--- What you need to do ---
Each entry must come back word for word; drop the images as you go.

Dataset rows about figures:
=-=-=-=-=

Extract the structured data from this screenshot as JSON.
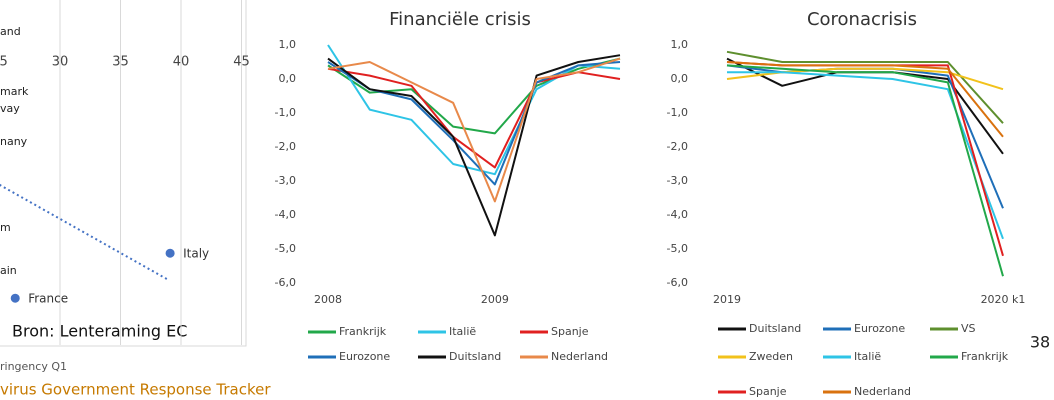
{
  "chart_data": [
    {
      "type": "scatter",
      "color": "#4472c4",
      "xlim": [
        25,
        45
      ],
      "xticks": [
        25,
        30,
        35,
        40,
        45
      ],
      "ylim": [
        -6,
        -1
      ],
      "points": [
        {
          "label": "France",
          "x": 26.3,
          "y": -5.17
        },
        {
          "label": "Italy",
          "x": 39.1,
          "y": -4.42
        }
      ],
      "trendline": {
        "x": [
          25,
          39
        ],
        "y": [
          -3.28,
          -4.87
        ]
      },
      "annotations": [
        "and",
        "mark",
        "vay",
        "nany",
        "m",
        "ain"
      ],
      "x_label": "ringency Q1"
    },
    {
      "type": "line",
      "title": "Financiële crisis",
      "categories": [
        "2008",
        null,
        null,
        null,
        "2009",
        null,
        null,
        null
      ],
      "ylim": [
        -6,
        1
      ],
      "yticks": [
        {
          "value": 1,
          "label": "1,0"
        },
        {
          "value": 0,
          "label": "0,0"
        },
        {
          "value": -1,
          "label": "-1,0"
        },
        {
          "value": -2,
          "label": "-2,0"
        },
        {
          "value": -3,
          "label": "-3,0"
        },
        {
          "value": -4,
          "label": "-4,0"
        },
        {
          "value": -5,
          "label": "-5,0"
        },
        {
          "value": -6,
          "label": "-6,0"
        }
      ],
      "series": [
        {
          "name": "Frankrijk",
          "color": "#22a84a",
          "values": [
            0.4,
            -0.4,
            -0.3,
            -1.4,
            -1.6,
            -0.2,
            0.3,
            0.6
          ]
        },
        {
          "name": "Italië",
          "color": "#2ec4e6",
          "values": [
            1.0,
            -0.9,
            -1.2,
            -2.5,
            -2.8,
            -0.3,
            0.4,
            0.3
          ]
        },
        {
          "name": "Spanje",
          "color": "#e02020",
          "values": [
            0.3,
            0.1,
            -0.2,
            -1.7,
            -2.6,
            -0.1,
            0.2,
            0.0
          ]
        },
        {
          "name": "Eurozone",
          "color": "#1f6fb8",
          "values": [
            0.5,
            -0.3,
            -0.6,
            -1.8,
            -3.1,
            -0.1,
            0.4,
            0.5
          ]
        },
        {
          "name": "Duitsland",
          "color": "#111111",
          "values": [
            0.6,
            -0.3,
            -0.5,
            -1.7,
            -4.6,
            0.1,
            0.5,
            0.7
          ]
        },
        {
          "name": "Nederland",
          "color": "#e8894a",
          "values": [
            0.3,
            0.5,
            -0.1,
            -0.7,
            -3.6,
            0.0,
            0.2,
            0.6
          ]
        }
      ]
    },
    {
      "type": "line",
      "title": "Coronacrisis",
      "categories": [
        "2019",
        null,
        null,
        null,
        null,
        "2020 k1"
      ],
      "ylim": [
        -6,
        1
      ],
      "yticks": [
        {
          "value": 1,
          "label": "1,0"
        },
        {
          "value": 0,
          "label": "0,0"
        },
        {
          "value": -1,
          "label": "-1,0"
        },
        {
          "value": -2,
          "label": "-2,0"
        },
        {
          "value": -3,
          "label": "-3,0"
        },
        {
          "value": -4,
          "label": "-4,0"
        },
        {
          "value": -5,
          "label": "-5,0"
        },
        {
          "value": -6,
          "label": "-6,0"
        }
      ],
      "series": [
        {
          "name": "Duitsland",
          "color": "#111111",
          "values": [
            0.6,
            -0.2,
            0.2,
            0.2,
            0.0,
            -2.2
          ]
        },
        {
          "name": "Eurozone",
          "color": "#1f6fb8",
          "values": [
            0.4,
            0.2,
            0.3,
            0.3,
            0.1,
            -3.8
          ]
        },
        {
          "name": "VS",
          "color": "#5e8f2e",
          "values": [
            0.8,
            0.5,
            0.5,
            0.5,
            0.5,
            -1.3
          ]
        },
        {
          "name": "Zweden",
          "color": "#f2c21b",
          "values": [
            0.0,
            0.2,
            0.3,
            0.3,
            0.2,
            -0.3
          ]
        },
        {
          "name": "Italië",
          "color": "#2ec4e6",
          "values": [
            0.2,
            0.2,
            0.1,
            0.0,
            -0.3,
            -4.7
          ]
        },
        {
          "name": "Frankrijk",
          "color": "#22a84a",
          "values": [
            0.4,
            0.3,
            0.2,
            0.2,
            -0.1,
            -5.8
          ]
        },
        {
          "name": "Spanje",
          "color": "#e02020",
          "values": [
            0.5,
            0.4,
            0.4,
            0.4,
            0.4,
            -5.2
          ]
        },
        {
          "name": "Nederland",
          "color": "#d9720f",
          "values": [
            0.5,
            0.4,
            0.4,
            0.4,
            0.3,
            -1.7
          ]
        }
      ]
    }
  ],
  "source": "Bron: Lenteraming EC",
  "footer": "virus Government Response Tracker",
  "page_number": "38"
}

=-=-=-=-=

--- Task solution ---
Extract the structured data from this screenshot as JSON.
{
  "chart_data": [
    {
      "type": "scatter",
      "color": "#4472c4",
      "xlim": [
        25,
        45
      ],
      "xticks": [
        25,
        30,
        35,
        40,
        45
      ],
      "ylim": [
        -6,
        -1
      ],
      "points": [
        {
          "label": "France",
          "x": 26.3,
          "y": -5.17
        },
        {
          "label": "Italy",
          "x": 39.1,
          "y": -4.42
        }
      ],
      "trendline": {
        "x": [
          25,
          39
        ],
        "y": [
          -3.28,
          -4.87
        ]
      },
      "annotations": [
        "and",
        "mark",
        "vay",
        "nany",
        "m",
        "ain"
      ],
      "x_label": "ringency Q1"
    },
    {
      "type": "line",
      "title": "Financiële crisis",
      "categories": [
        "2008",
        null,
        null,
        null,
        "2009",
        null,
        null,
        null
      ],
      "ylim": [
        -6,
        1
      ],
      "yticks": [
        {
          "value": 1,
          "label": "1,0"
        },
        {
          "value": 0,
          "label": "0,0"
        },
        {
          "value": -1,
          "label": "-1,0"
        },
        {
          "value": -2,
          "label": "-2,0"
        },
        {
          "value": -3,
          "label": "-3,0"
        },
        {
          "value": -4,
          "label": "-4,0"
        },
        {
          "value": -5,
          "label": "-5,0"
        },
        {
          "value": -6,
          "label": "-6,0"
        }
      ],
      "series": [
        {
          "name": "Frankrijk",
          "color": "#22a84a",
          "values": [
            0.4,
            -0.4,
            -0.3,
            -1.4,
            -1.6,
            -0.2,
            0.3,
            0.6
          ]
        },
        {
          "name": "Italië",
          "color": "#2ec4e6",
          "values": [
            1.0,
            -0.9,
            -1.2,
            -2.5,
            -2.8,
            -0.3,
            0.4,
            0.3
          ]
        },
        {
          "name": "Spanje",
          "color": "#e02020",
          "values": [
            0.3,
            0.1,
            -0.2,
            -1.7,
            -2.6,
            -0.1,
            0.2,
            0.0
          ]
        },
        {
          "name": "Eurozone",
          "color": "#1f6fb8",
          "values": [
            0.5,
            -0.3,
            -0.6,
            -1.8,
            -3.1,
            -0.1,
            0.4,
            0.5
          ]
        },
        {
          "name": "Duitsland",
          "color": "#111111",
          "values": [
            0.6,
            -0.3,
            -0.5,
            -1.7,
            -4.6,
            0.1,
            0.5,
            0.7
          ]
        },
        {
          "name": "Nederland",
          "color": "#e8894a",
          "values": [
            0.3,
            0.5,
            -0.1,
            -0.7,
            -3.6,
            0.0,
            0.2,
            0.6
          ]
        }
      ]
    },
    {
      "type": "line",
      "title": "Coronacrisis",
      "categories": [
        "2019",
        null,
        null,
        null,
        null,
        "2020 k1"
      ],
      "ylim": [
        -6,
        1
      ],
      "yticks": [
        {
          "value": 1,
          "label": "1,0"
        },
        {
          "value": 0,
          "label": "0,0"
        },
        {
          "value": -1,
          "label": "-1,0"
        },
        {
          "value": -2,
          "label": "-2,0"
        },
        {
          "value": -3,
          "label": "-3,0"
        },
        {
          "value": -4,
          "label": "-4,0"
        },
        {
          "value": -5,
          "label": "-5,0"
        },
        {
          "value": -6,
          "label": "-6,0"
        }
      ],
      "series": [
        {
          "name": "Duitsland",
          "color": "#111111",
          "values": [
            0.6,
            -0.2,
            0.2,
            0.2,
            0.0,
            -2.2
          ]
        },
        {
          "name": "Eurozone",
          "color": "#1f6fb8",
          "values": [
            0.4,
            0.2,
            0.3,
            0.3,
            0.1,
            -3.8
          ]
        },
        {
          "name": "VS",
          "color": "#5e8f2e",
          "values": [
            0.8,
            0.5,
            0.5,
            0.5,
            0.5,
            -1.3
          ]
        },
        {
          "name": "Zweden",
          "color": "#f2c21b",
          "values": [
            0.0,
            0.2,
            0.3,
            0.3,
            0.2,
            -0.3
          ]
        },
        {
          "name": "Italië",
          "color": "#2ec4e6",
          "values": [
            0.2,
            0.2,
            0.1,
            0.0,
            -0.3,
            -4.7
          ]
        },
        {
          "name": "Frankrijk",
          "color": "#22a84a",
          "values": [
            0.4,
            0.3,
            0.2,
            0.2,
            -0.1,
            -5.8
          ]
        },
        {
          "name": "Spanje",
          "color": "#e02020",
          "values": [
            0.5,
            0.4,
            0.4,
            0.4,
            0.4,
            -5.2
          ]
        },
        {
          "name": "Nederland",
          "color": "#d9720f",
          "values": [
            0.5,
            0.4,
            0.4,
            0.4,
            0.3,
            -1.7
          ]
        }
      ]
    }
  ],
  "source": "Bron: Lenteraming EC",
  "footer": "virus Government Response Tracker",
  "page_number": "38"
}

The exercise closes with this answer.